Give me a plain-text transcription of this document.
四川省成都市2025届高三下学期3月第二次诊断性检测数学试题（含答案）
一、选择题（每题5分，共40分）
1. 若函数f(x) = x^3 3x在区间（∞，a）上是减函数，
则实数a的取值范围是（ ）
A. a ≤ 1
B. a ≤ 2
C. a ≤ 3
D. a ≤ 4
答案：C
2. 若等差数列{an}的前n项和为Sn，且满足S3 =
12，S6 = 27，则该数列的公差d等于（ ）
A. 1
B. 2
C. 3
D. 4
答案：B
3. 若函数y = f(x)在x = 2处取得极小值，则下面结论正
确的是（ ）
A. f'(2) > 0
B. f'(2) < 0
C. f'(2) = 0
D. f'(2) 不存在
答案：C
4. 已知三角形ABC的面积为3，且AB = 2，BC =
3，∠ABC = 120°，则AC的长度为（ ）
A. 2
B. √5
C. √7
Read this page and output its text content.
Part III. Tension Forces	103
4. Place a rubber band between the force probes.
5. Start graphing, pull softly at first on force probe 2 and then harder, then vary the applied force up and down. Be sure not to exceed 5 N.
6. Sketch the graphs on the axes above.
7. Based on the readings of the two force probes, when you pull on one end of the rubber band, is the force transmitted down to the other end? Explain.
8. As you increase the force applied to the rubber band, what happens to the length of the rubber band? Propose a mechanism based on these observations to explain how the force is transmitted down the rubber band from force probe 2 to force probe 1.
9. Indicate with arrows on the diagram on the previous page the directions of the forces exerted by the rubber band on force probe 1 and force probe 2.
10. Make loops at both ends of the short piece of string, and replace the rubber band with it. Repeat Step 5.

──────

- _INSTRUCTIONS FOR THE TASK_: Tally the lines containing "text". Provide the number without any other words.

- _FULL RESPONSE_: 2